- [Text to read]:
With the slew of tasks involved in selling a house, handling its homeowners insurance probably isn’t at the top of your to-do list — and might not even be on the list at all. But overlooking the insurance implications of a home sale risks leaving your property and possessions vulnerable.
Consider the potential risks. The process of changing residences can involve leaving your home (perhaps before it’s even sold), juggling the insurance logistics of your new and old homes and moving your possessions. A wrong insurance move at any of those stages could be costly.
These five key points will help you navigate the insurance implications of selling a property and moving to a new one.
Keep the insurance on your old home until the closing
Don’t let the emotional relief of reaching agreement with a new buyer for your home prompt confusion about when your obligations to the property end. Simply put, you remain the owner until the sale closes, and so are responsible until then for any damage that may occur.
It’s possible to sell a home without homeowners insurance, especially if you own it outright and so have no obligation to the mortgage lender to keep it insured. But “selling without homeowners’ insurance isn’t a great idea,” advises realtor Century 21. “If a hailstorm or tornado does strike just before closing, it could destroy the value of your home and torpedo your home sale. It’s an unreasonable gamble to put an asset worth hundreds of thousands of dollars at risk for the sake of saving a few hundred over the short term.”
Instead, “keep your homeowners insurance in place until the closing is completely finished,” says Ken Gregg, CEO of Orion180, an insurtech platform. Then, he says, you can reach out to the insurer or your agent with documentation of the sale, including its date, and a request to cancel the coverage. That, he adds, “will be sufficient to cancel your policy.”
Plan to shop around — early — for insurance on your new home
You can’t simply transfer your current insurance policy to your next home, appealing as that is in its simplicity. Nor can the existing policy on your home be transferred to the new owner.

- [Exercise details]:
From the home-sale insurance text, repeat the part that opens with the words containing "Keep the insurance" and closes with "that may occur.", substituting "purchaser" for "buyer".

- [Extracted records]:
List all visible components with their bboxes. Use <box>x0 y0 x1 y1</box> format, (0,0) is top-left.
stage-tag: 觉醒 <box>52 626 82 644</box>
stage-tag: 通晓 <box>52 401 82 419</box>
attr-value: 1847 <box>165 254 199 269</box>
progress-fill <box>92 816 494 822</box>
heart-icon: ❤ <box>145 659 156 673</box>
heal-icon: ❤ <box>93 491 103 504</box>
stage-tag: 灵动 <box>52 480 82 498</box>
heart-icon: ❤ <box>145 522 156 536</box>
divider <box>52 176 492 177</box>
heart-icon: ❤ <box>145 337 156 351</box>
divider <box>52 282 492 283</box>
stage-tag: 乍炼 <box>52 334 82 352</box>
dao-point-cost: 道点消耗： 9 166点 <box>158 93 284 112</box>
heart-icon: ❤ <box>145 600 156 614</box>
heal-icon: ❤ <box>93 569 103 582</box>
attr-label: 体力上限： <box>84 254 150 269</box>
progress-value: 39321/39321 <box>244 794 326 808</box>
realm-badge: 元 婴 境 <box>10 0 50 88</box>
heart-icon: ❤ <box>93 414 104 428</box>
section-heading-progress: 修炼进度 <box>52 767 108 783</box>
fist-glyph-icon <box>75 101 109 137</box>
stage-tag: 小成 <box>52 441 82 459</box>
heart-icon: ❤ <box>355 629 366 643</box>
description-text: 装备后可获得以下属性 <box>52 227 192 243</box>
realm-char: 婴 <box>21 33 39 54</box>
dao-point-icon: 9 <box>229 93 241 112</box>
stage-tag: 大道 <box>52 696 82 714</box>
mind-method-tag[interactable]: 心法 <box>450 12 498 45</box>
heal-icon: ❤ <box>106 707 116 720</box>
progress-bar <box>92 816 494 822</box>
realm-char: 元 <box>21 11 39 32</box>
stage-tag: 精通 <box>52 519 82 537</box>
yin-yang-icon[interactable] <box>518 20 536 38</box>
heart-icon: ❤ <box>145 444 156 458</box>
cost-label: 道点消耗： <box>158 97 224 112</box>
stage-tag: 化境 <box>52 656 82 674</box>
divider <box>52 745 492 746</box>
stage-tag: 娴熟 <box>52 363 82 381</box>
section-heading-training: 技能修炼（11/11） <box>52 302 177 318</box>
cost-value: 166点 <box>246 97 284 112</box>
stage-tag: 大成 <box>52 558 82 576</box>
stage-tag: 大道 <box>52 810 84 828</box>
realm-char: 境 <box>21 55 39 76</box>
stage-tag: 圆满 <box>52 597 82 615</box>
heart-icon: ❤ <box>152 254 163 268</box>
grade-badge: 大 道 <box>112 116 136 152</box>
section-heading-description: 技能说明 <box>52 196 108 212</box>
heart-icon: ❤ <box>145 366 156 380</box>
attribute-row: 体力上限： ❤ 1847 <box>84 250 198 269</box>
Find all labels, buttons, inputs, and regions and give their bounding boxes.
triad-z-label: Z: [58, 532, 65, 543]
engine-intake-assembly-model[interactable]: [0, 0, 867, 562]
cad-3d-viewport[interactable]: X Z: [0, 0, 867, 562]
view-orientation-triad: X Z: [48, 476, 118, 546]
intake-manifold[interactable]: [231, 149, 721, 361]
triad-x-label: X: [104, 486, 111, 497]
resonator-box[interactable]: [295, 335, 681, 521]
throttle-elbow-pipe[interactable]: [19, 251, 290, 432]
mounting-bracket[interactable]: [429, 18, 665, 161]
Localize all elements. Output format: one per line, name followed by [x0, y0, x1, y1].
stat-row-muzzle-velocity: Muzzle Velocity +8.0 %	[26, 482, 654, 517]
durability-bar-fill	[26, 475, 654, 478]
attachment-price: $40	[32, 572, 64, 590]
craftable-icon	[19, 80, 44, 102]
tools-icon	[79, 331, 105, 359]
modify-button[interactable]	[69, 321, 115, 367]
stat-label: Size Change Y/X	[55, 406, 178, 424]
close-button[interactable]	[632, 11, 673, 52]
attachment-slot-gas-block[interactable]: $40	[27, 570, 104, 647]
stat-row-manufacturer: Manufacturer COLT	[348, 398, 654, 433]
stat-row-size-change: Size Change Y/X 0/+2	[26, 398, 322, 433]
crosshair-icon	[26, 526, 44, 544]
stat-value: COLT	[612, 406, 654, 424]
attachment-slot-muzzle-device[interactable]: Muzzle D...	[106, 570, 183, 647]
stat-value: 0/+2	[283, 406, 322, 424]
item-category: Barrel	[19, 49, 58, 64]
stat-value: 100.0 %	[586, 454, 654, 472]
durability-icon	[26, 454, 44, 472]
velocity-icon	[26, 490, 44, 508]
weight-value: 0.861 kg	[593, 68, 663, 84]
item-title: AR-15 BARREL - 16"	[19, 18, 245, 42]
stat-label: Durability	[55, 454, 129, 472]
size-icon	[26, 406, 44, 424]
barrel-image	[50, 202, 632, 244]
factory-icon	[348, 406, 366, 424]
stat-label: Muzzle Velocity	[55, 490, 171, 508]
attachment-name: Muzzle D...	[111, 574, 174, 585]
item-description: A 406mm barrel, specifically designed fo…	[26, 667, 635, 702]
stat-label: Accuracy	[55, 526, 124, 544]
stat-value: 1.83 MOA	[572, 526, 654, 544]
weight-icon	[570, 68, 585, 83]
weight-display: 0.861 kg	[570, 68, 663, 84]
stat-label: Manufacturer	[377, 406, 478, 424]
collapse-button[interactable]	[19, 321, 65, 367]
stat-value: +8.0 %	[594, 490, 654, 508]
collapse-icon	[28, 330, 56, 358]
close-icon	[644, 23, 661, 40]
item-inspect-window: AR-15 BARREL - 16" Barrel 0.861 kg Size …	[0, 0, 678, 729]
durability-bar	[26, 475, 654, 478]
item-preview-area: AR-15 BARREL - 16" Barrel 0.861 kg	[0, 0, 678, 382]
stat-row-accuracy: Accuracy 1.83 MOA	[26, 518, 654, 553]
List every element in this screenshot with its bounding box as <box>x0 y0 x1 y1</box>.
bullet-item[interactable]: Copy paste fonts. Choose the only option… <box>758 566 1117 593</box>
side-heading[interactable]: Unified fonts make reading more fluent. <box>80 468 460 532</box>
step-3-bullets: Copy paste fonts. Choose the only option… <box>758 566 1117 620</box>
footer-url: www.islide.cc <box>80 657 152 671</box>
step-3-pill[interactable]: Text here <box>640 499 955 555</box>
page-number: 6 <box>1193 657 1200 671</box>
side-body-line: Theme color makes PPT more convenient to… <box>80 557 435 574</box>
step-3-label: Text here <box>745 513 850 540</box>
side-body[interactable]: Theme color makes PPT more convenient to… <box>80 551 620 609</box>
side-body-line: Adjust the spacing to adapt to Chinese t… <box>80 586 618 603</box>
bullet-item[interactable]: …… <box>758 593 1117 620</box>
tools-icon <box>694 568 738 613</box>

- [The completed task]:
Keep the insurance on your old home until the closing
Don’t let the emotional relief of reaching agreement with a new purchaser for your home prompt confusion about when your obligations to the property end. Simply put, you remain the owner until the sale closes, and so are responsible until then for any damage that may occur.